> _Problem to solve_:
Write out every line of the records below again, word for word and in the same order.

> _Materials provided_:

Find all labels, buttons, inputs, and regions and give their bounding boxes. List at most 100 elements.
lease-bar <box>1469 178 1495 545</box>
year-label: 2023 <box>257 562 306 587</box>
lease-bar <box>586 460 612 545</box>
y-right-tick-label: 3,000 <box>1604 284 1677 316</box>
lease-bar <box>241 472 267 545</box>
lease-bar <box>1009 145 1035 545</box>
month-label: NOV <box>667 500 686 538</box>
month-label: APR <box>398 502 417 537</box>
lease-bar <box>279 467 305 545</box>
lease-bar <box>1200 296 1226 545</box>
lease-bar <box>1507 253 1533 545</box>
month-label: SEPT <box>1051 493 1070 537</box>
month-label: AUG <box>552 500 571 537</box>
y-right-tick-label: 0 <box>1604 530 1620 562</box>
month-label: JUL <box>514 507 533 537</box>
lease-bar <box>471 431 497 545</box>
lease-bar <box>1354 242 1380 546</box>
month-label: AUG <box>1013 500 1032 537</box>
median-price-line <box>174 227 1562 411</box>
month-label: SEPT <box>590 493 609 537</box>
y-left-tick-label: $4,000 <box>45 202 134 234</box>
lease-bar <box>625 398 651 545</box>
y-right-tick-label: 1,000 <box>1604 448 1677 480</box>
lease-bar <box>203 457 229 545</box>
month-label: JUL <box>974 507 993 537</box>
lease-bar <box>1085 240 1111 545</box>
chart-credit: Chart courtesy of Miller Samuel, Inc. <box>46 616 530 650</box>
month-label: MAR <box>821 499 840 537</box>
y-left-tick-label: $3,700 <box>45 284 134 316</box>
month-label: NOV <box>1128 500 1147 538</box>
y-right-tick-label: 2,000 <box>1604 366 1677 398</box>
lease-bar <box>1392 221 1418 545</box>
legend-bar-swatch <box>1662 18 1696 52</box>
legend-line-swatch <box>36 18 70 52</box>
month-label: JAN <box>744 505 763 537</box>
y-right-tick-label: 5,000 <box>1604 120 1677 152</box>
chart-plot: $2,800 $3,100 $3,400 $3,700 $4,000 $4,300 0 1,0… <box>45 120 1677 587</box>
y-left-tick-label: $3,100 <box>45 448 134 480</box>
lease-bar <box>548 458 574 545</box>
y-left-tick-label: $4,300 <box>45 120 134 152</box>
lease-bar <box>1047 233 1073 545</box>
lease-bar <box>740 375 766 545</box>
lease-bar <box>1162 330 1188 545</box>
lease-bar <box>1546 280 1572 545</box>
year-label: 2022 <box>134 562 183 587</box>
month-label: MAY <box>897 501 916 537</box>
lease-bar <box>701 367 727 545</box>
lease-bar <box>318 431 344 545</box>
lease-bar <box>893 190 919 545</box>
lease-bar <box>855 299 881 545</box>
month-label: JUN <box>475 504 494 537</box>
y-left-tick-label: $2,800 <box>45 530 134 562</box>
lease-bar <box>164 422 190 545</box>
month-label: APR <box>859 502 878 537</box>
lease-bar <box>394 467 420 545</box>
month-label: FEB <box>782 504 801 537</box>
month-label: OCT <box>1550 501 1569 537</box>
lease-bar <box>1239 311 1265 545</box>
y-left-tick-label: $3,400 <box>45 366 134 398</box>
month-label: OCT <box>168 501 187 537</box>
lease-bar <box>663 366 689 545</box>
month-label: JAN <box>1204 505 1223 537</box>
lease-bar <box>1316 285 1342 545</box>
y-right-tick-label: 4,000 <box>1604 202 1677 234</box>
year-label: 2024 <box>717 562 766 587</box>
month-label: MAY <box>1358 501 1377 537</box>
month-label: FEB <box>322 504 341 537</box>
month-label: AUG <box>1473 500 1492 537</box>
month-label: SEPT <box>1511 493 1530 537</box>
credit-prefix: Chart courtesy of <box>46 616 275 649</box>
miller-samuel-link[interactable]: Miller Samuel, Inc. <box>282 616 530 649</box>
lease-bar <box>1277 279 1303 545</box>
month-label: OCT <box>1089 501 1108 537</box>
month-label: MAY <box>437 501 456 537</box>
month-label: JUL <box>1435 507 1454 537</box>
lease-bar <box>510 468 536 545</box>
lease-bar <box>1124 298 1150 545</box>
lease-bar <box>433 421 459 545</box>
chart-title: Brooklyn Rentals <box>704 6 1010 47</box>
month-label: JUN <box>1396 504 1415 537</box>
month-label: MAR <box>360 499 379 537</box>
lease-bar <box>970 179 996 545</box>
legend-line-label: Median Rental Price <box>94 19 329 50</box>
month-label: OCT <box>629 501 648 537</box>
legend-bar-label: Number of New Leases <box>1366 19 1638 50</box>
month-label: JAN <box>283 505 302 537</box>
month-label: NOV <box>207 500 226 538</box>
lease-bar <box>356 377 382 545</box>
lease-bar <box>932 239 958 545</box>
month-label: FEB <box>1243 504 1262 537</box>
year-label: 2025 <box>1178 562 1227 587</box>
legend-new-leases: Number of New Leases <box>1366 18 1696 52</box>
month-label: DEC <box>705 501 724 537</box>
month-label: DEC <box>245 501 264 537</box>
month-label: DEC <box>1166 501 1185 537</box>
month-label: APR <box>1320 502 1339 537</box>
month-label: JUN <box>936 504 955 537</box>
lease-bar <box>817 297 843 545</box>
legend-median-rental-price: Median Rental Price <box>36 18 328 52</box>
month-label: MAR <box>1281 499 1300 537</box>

> _The completed task_:
Find all labels, buttons, inputs, and regions and give their bounding boxes. List at most 100 elements.
lease-bar <box>1469 178 1495 545</box>
year-label: 2023 <box>257 562 306 587</box>
lease-bar <box>586 460 612 545</box>
y-right-tick-label: 3,000 <box>1604 284 1677 316</box>
lease-bar <box>241 472 267 545</box>
lease-bar <box>1009 145 1035 545</box>
month-label: NOV <box>667 500 686 538</box>
month-label: APR <box>398 502 417 537</box>
lease-bar <box>279 467 305 545</box>
lease-bar <box>1200 296 1226 545</box>
lease-bar <box>1507 253 1533 545</box>
month-label: SEPT <box>1051 493 1070 537</box>
month-label: AUG <box>552 500 571 537</box>
y-right-tick-label: 0 <box>1604 530 1620 562</box>
month-label: JUL <box>514 507 533 537</box>
lease-bar <box>471 431 497 545</box>
lease-bar <box>1354 242 1380 546</box>
month-label: AUG <box>1013 500 1032 537</box>
median-price-line <box>174 227 1562 411</box>
month-label: SEPT <box>590 493 609 537</box>
y-left-tick-label: $4,000 <box>45 202 134 234</box>
lease-bar <box>625 398 651 545</box>
y-right-tick-label: 1,000 <box>1604 448 1677 480</box>
lease-bar <box>203 457 229 545</box>
month-label: JUL <box>974 507 993 537</box>
lease-bar <box>1085 240 1111 545</box>
chart-credit: Chart courtesy of Miller Samuel, Inc. <box>46 616 530 650</box>
month-label: MAR <box>821 499 840 537</box>
y-left-tick-label: $3,700 <box>45 284 134 316</box>
month-label: NOV <box>1128 500 1147 538</box>
y-right-tick-label: 2,000 <box>1604 366 1677 398</box>
lease-bar <box>1392 221 1418 545</box>
legend-bar-swatch <box>1662 18 1696 52</box>
legend-line-swatch <box>36 18 70 52</box>
month-label: JAN <box>744 505 763 537</box>
y-right-tick-label: 5,000 <box>1604 120 1677 152</box>
chart-plot: $2,800 $3,100 $3,400 $3,700 $4,000 $4,300 0 1,0… <box>45 120 1677 587</box>
y-left-tick-label: $3,100 <box>45 448 134 480</box>
lease-bar <box>548 458 574 545</box>
y-left-tick-label: $4,300 <box>45 120 134 152</box>
lease-bar <box>1047 233 1073 545</box>
lease-bar <box>740 375 766 545</box>
lease-bar <box>1162 330 1188 545</box>
lease-bar <box>1546 280 1572 545</box>
year-label: 2022 <box>134 562 183 587</box>
month-label: MAY <box>897 501 916 537</box>
lease-bar <box>701 367 727 545</box>
lease-bar <box>318 431 344 545</box>
lease-bar <box>893 190 919 545</box>
lease-bar <box>855 299 881 545</box>
month-label: JUN <box>475 504 494 537</box>
y-left-tick-label: $2,800 <box>45 530 134 562</box>
lease-bar <box>164 422 190 545</box>
month-label: APR <box>859 502 878 537</box>
lease-bar <box>394 467 420 545</box>
month-label: FEB <box>782 504 801 537</box>
month-label: OCT <box>1550 501 1569 537</box>
lease-bar <box>1239 311 1265 545</box>
y-left-tick-label: $3,400 <box>45 366 134 398</box>
month-label: OCT <box>168 501 187 537</box>
lease-bar <box>663 366 689 545</box>
month-label: JAN <box>1204 505 1223 537</box>
lease-bar <box>1316 285 1342 545</box>
y-right-tick-label: 4,000 <box>1604 202 1677 234</box>
year-label: 2024 <box>717 562 766 587</box>
month-label: MAY <box>1358 501 1377 537</box>
month-label: FEB <box>322 504 341 537</box>
month-label: AUG <box>1473 500 1492 537</box>
month-label: SEPT <box>1511 493 1530 537</box>
credit-prefix: Chart courtesy of <box>46 616 275 649</box>
miller-samuel-link[interactable]: Miller Samuel, Inc. <box>282 616 530 649</box>
lease-bar <box>1277 279 1303 545</box>
month-label: OCT <box>1089 501 1108 537</box>
month-label: MAY <box>437 501 456 537</box>
month-label: JUL <box>1435 507 1454 537</box>
lease-bar <box>510 468 536 545</box>
lease-bar <box>1124 298 1150 545</box>
lease-bar <box>433 421 459 545</box>
chart-title: Brooklyn Rentals <box>704 6 1010 47</box>
month-label: JUN <box>1396 504 1415 537</box>
month-label: MAR <box>360 499 379 537</box>
lease-bar <box>970 179 996 545</box>
legend-line-label: Median Rental Price <box>94 19 329 50</box>
month-label: OCT <box>629 501 648 537</box>
legend-bar-label: Number of New Leases <box>1366 19 1638 50</box>
month-label: JAN <box>283 505 302 537</box>
month-label: NOV <box>207 500 226 538</box>
lease-bar <box>356 377 382 545</box>
lease-bar <box>932 239 958 545</box>
month-label: FEB <box>1243 504 1262 537</box>
year-label: 2025 <box>1178 562 1227 587</box>
legend-new-leases: Number of New Leases <box>1366 18 1696 52</box>
month-label: DEC <box>705 501 724 537</box>
month-label: DEC <box>245 501 264 537</box>
month-label: DEC <box>1166 501 1185 537</box>
month-label: APR <box>1320 502 1339 537</box>
month-label: JUN <box>936 504 955 537</box>
lease-bar <box>817 297 843 545</box>
legend-median-rental-price: Median Rental Price <box>36 18 328 52</box>
month-label: MAR <box>1281 499 1300 537</box>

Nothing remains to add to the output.